TASK INSTRUCTIONS - Print all entries precisely as they are written.

TASK MATERIAL -
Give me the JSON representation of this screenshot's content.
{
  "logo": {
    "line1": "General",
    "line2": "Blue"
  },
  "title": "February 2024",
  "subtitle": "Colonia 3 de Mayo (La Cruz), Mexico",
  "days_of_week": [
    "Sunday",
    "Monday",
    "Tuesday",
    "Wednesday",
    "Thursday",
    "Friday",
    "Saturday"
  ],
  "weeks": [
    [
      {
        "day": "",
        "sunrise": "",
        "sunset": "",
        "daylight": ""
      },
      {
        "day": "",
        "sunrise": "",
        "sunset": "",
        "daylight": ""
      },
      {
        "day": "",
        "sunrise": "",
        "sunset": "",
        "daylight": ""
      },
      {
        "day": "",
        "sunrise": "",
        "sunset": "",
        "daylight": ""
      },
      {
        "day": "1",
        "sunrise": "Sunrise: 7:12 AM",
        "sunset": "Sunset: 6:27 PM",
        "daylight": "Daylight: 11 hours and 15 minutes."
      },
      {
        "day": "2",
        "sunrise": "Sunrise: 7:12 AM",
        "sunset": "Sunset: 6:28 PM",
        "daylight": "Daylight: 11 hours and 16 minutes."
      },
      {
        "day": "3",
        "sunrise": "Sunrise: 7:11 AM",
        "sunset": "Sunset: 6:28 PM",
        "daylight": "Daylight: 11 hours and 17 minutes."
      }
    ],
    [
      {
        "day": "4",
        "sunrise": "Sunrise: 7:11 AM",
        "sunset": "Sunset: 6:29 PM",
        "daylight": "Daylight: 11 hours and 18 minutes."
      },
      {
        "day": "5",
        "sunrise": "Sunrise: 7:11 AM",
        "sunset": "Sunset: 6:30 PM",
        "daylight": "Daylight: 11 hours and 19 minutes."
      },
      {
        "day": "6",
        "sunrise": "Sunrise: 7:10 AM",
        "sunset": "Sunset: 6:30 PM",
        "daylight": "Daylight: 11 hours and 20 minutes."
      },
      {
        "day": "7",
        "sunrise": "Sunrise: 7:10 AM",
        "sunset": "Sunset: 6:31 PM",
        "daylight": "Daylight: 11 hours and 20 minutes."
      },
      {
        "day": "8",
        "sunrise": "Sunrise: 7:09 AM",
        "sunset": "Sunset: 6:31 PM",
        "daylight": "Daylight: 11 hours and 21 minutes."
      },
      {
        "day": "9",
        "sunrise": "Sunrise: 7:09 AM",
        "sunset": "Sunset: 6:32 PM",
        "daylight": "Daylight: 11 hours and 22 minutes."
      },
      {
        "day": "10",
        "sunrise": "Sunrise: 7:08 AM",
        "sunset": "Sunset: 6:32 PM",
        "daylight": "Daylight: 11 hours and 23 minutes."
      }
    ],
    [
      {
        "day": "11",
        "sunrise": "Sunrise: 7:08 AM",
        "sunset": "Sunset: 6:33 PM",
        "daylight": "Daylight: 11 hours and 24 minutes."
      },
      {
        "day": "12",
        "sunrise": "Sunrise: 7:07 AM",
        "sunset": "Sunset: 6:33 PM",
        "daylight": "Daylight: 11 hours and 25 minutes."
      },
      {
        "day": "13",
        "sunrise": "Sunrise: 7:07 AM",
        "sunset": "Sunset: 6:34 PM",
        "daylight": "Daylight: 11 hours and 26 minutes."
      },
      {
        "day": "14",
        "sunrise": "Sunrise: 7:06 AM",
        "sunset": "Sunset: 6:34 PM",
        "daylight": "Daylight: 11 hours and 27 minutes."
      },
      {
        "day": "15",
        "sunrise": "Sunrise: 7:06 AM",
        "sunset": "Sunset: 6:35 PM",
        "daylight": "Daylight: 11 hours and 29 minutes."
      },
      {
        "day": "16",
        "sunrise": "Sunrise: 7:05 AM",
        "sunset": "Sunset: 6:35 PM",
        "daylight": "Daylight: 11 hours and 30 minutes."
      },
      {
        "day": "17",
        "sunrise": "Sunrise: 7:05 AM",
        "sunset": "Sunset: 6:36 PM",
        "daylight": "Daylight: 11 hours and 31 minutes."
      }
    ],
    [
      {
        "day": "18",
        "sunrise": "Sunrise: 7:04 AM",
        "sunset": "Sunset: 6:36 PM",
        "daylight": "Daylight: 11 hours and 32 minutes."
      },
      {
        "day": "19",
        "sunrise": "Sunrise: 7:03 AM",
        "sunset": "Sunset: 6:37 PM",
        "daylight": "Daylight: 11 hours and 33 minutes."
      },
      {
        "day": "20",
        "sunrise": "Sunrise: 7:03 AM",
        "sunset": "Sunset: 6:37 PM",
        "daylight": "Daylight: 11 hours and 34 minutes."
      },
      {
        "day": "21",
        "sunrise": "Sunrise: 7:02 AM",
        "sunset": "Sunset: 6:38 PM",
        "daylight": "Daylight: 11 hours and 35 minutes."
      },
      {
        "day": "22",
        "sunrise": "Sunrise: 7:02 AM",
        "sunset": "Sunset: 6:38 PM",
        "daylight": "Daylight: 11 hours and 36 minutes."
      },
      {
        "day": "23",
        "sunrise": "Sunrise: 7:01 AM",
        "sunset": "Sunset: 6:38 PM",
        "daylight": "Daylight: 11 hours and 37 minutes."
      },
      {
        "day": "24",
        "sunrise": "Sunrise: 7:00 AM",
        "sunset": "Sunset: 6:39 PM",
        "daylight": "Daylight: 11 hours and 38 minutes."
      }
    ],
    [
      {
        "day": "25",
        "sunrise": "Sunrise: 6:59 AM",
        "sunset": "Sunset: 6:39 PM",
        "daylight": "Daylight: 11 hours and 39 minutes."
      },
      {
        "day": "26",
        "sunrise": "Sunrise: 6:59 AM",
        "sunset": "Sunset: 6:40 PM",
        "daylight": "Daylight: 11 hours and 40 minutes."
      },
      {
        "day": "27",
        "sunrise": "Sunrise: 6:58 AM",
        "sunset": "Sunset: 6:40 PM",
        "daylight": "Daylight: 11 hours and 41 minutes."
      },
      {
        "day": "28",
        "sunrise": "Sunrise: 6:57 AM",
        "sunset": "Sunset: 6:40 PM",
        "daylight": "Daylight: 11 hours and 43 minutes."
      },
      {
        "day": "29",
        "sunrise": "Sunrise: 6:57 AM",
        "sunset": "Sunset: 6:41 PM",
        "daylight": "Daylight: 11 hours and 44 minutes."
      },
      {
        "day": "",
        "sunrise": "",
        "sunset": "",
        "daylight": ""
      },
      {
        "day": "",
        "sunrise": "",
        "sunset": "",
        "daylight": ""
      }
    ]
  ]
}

ANSWER FOR THE TASK -
Give me the JSON representation of this screenshot's content.
{
  "logo": {
    "line1": "General",
    "line2": "Blue"
  },
  "title": "February 2024",
  "subtitle": "Colonia 3 de Mayo (La Cruz), Mexico",
  "days_of_week": [
    "Sunday",
    "Monday",
    "Tuesday",
    "Wednesday",
    "Thursday",
    "Friday",
    "Saturday"
  ],
  "weeks": [
    [
      {
        "day": "",
        "sunrise": "",
        "sunset": "",
        "daylight": ""
      },
      {
        "day": "",
        "sunrise": "",
        "sunset": "",
        "daylight": ""
      },
      {
        "day": "",
        "sunrise": "",
        "sunset": "",
        "daylight": ""
      },
      {
        "day": "",
        "sunrise": "",
        "sunset": "",
        "daylight": ""
      },
      {
        "day": "1",
        "sunrise": "Sunrise: 7:12 AM",
        "sunset": "Sunset: 6:27 PM",
        "daylight": "Daylight: 11 hours and 15 minutes."
      },
      {
        "day": "2",
        "sunrise": "Sunrise: 7:12 AM",
        "sunset": "Sunset: 6:28 PM",
        "daylight": "Daylight: 11 hours and 16 minutes."
      },
      {
        "day": "3",
        "sunrise": "Sunrise: 7:11 AM",
        "sunset": "Sunset: 6:28 PM",
        "daylight": "Daylight: 11 hours and 17 minutes."
      }
    ],
    [
      {
        "day": "4",
        "sunrise": "Sunrise: 7:11 AM",
        "sunset": "Sunset: 6:29 PM",
        "daylight": "Daylight: 11 hours and 18 minutes."
      },
      {
        "day": "5",
        "sunrise": "Sunrise: 7:11 AM",
        "sunset": "Sunset: 6:30 PM",
        "daylight": "Daylight: 11 hours and 19 minutes."
      },
      {
        "day": "6",
        "sunrise": "Sunrise: 7:10 AM",
        "sunset": "Sunset: 6:30 PM",
        "daylight": "Daylight: 11 hours and 20 minutes."
      },
      {
        "day": "7",
        "sunrise": "Sunrise: 7:10 AM",
        "sunset": "Sunset: 6:31 PM",
        "daylight": "Daylight: 11 hours and 20 minutes."
      },
      {
        "day": "8",
        "sunrise": "Sunrise: 7:09 AM",
        "sunset": "Sunset: 6:31 PM",
        "daylight": "Daylight: 11 hours and 21 minutes."
      },
      {
        "day": "9",
        "sunrise": "Sunrise: 7:09 AM",
        "sunset": "Sunset: 6:32 PM",
        "daylight": "Daylight: 11 hours and 22 minutes."
      },
      {
        "day": "10",
        "sunrise": "Sunrise: 7:08 AM",
        "sunset": "Sunset: 6:32 PM",
        "daylight": "Daylight: 11 hours and 23 minutes."
      }
    ],
    [
      {
        "day": "11",
        "sunrise": "Sunrise: 7:08 AM",
        "sunset": "Sunset: 6:33 PM",
        "daylight": "Daylight: 11 hours and 24 minutes."
      },
      {
        "day": "12",
        "sunrise": "Sunrise: 7:07 AM",
        "sunset": "Sunset: 6:33 PM",
        "daylight": "Daylight: 11 hours and 25 minutes."
      },
      {
        "day": "13",
        "sunrise": "Sunrise: 7:07 AM",
        "sunset": "Sunset: 6:34 PM",
        "daylight": "Daylight: 11 hours and 26 minutes."
      },
      {
        "day": "14",
        "sunrise": "Sunrise: 7:06 AM",
        "sunset": "Sunset: 6:34 PM",
        "daylight": "Daylight: 11 hours and 27 minutes."
      },
      {
        "day": "15",
        "sunrise": "Sunrise: 7:06 AM",
        "sunset": "Sunset: 6:35 PM",
        "daylight": "Daylight: 11 hours and 29 minutes."
      },
      {
        "day": "16",
        "sunrise": "Sunrise: 7:05 AM",
        "sunset": "Sunset: 6:35 PM",
        "daylight": "Daylight: 11 hours and 30 minutes."
      },
      {
        "day": "17",
        "sunrise": "Sunrise: 7:05 AM",
        "sunset": "Sunset: 6:36 PM",
        "daylight": "Daylight: 11 hours and 31 minutes."
      }
    ],
    [
      {
        "day": "18",
        "sunrise": "Sunrise: 7:04 AM",
        "sunset": "Sunset: 6:36 PM",
        "daylight": "Daylight: 11 hours and 32 minutes."
      },
      {
        "day": "19",
        "sunrise": "Sunrise: 7:03 AM",
        "sunset": "Sunset: 6:37 PM",
        "daylight": "Daylight: 11 hours and 33 minutes."
      },
      {
        "day": "20",
        "sunrise": "Sunrise: 7:03 AM",
        "sunset": "Sunset: 6:37 PM",
        "daylight": "Daylight: 11 hours and 34 minutes."
      },
      {
        "day": "21",
        "sunrise": "Sunrise: 7:02 AM",
        "sunset": "Sunset: 6:38 PM",
        "daylight": "Daylight: 11 hours and 35 minutes."
      },
      {
        "day": "22",
        "sunrise": "Sunrise: 7:02 AM",
        "sunset": "Sunset: 6:38 PM",
        "daylight": "Daylight: 11 hours and 36 minutes."
      },
      {
        "day": "23",
        "sunrise": "Sunrise: 7:01 AM",
        "sunset": "Sunset: 6:38 PM",
        "daylight": "Daylight: 11 hours and 37 minutes."
      },
      {
        "day": "24",
        "sunrise": "Sunrise: 7:00 AM",
        "sunset": "Sunset: 6:39 PM",
        "daylight": "Daylight: 11 hours and 38 minutes."
      }
    ],
    [
      {
        "day": "25",
        "sunrise": "Sunrise: 6:59 AM",
        "sunset": "Sunset: 6:39 PM",
        "daylight": "Daylight: 11 hours and 39 minutes."
      },
      {
        "day": "26",
        "sunrise": "Sunrise: 6:59 AM",
        "sunset": "Sunset: 6:40 PM",
        "daylight": "Daylight: 11 hours and 40 minutes."
      },
      {
        "day": "27",
        "sunrise": "Sunrise: 6:58 AM",
        "sunset": "Sunset: 6:40 PM",
        "daylight": "Daylight: 11 hours and 41 minutes."
      },
      {
        "day": "28",
        "sunrise": "Sunrise: 6:57 AM",
        "sunset": "Sunset: 6:40 PM",
        "daylight": "Daylight: 11 hours and 43 minutes."
      },
      {
        "day": "29",
        "sunrise": "Sunrise: 6:57 AM",
        "sunset": "Sunset: 6:41 PM",
        "daylight": "Daylight: 11 hours and 44 minutes."
      },
      {
        "day": "",
        "sunrise": "",
        "sunset": "",
        "daylight": ""
      },
      {
        "day": "",
        "sunrise": "",
        "sunset": "",
        "daylight": ""
      }
    ]
  ]
}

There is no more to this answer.